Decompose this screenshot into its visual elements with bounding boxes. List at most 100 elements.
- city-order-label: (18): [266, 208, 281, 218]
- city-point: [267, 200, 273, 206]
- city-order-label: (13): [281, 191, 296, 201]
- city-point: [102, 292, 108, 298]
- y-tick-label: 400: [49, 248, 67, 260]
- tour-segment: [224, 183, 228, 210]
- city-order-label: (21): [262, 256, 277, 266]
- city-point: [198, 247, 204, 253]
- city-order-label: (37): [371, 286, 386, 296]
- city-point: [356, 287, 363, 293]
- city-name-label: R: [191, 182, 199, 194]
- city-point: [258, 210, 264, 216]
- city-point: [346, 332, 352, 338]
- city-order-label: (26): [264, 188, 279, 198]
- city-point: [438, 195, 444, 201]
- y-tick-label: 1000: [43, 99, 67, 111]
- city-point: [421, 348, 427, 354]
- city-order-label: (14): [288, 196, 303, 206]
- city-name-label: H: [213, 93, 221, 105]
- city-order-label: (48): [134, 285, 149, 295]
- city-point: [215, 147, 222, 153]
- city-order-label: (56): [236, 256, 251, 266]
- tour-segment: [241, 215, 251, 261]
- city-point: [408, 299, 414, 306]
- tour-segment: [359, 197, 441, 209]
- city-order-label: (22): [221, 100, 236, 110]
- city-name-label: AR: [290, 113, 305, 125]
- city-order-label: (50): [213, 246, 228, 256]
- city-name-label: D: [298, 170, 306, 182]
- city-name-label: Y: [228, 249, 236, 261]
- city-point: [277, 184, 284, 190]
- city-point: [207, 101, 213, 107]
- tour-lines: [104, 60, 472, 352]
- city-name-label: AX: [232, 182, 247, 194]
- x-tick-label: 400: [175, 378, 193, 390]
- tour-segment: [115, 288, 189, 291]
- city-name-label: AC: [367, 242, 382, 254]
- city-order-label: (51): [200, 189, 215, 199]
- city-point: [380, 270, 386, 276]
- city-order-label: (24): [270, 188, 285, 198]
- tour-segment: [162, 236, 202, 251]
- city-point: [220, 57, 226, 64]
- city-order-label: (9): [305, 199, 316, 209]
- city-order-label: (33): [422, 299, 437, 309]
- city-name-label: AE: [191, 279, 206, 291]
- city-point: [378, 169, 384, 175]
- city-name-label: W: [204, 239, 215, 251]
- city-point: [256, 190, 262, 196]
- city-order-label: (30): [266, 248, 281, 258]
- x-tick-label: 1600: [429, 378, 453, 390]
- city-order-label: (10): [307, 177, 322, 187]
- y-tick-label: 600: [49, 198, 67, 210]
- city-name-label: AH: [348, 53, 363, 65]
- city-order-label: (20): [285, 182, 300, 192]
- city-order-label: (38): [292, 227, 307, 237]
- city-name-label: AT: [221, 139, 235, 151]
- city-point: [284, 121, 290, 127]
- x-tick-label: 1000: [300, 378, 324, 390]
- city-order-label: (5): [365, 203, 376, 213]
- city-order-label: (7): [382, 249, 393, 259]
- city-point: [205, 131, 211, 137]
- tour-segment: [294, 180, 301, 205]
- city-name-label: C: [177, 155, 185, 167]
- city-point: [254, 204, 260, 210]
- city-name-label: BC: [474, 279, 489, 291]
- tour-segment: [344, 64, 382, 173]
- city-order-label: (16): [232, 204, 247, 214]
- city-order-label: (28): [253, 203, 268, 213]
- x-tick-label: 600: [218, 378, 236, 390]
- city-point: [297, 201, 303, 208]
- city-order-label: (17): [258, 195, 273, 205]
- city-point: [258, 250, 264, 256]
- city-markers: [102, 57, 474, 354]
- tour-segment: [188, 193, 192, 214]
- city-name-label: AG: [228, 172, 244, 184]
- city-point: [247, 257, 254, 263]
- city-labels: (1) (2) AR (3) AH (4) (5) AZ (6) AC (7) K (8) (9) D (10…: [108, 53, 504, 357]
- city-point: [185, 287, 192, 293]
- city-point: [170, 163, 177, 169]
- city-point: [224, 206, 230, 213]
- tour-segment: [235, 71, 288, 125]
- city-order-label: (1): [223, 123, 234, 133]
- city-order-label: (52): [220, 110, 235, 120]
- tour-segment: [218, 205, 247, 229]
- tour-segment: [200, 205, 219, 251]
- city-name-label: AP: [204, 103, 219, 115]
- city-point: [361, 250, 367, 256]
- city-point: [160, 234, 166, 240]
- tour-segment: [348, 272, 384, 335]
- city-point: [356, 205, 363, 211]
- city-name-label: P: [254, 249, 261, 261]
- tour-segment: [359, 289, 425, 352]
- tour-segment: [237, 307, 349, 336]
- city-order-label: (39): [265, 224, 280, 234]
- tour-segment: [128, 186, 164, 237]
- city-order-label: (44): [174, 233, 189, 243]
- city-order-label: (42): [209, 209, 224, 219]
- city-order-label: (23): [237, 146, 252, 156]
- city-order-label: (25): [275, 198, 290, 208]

What the task requires: Please set out the lines from the first one above through the line holding "- city-point: [438, 195, 444, 201]", both included, as a JSON list of strings with one string per line and blank lines left out.

Task answer:
[
  "Decompose this screenshot into its visual elements with bounding boxes. List at most 100 elements.",
  "- city-order-label: (18): [266, 208, 281, 218]",
  "- city-point: [267, 200, 273, 206]",
  "- city-order-label: (13): [281, 191, 296, 201]",
  "- city-point: [102, 292, 108, 298]",
  "- y-tick-label: 400: [49, 248, 67, 260]",
  "- tour-segment: [224, 183, 228, 210]",
  "- city-order-label: (21): [262, 256, 277, 266]",
  "- city-point: [198, 247, 204, 253]",
  "- city-order-label: (37): [371, 286, 386, 296]",
  "- city-point: [356, 287, 363, 293]",
  "- city-name-label: R: [191, 182, 199, 194]",
  "- city-point: [258, 210, 264, 216]",
  "- city-point: [346, 332, 352, 338]",
  "- city-order-label: (26): [264, 188, 279, 198]",
  "- city-point: [438, 195, 444, 201]"
]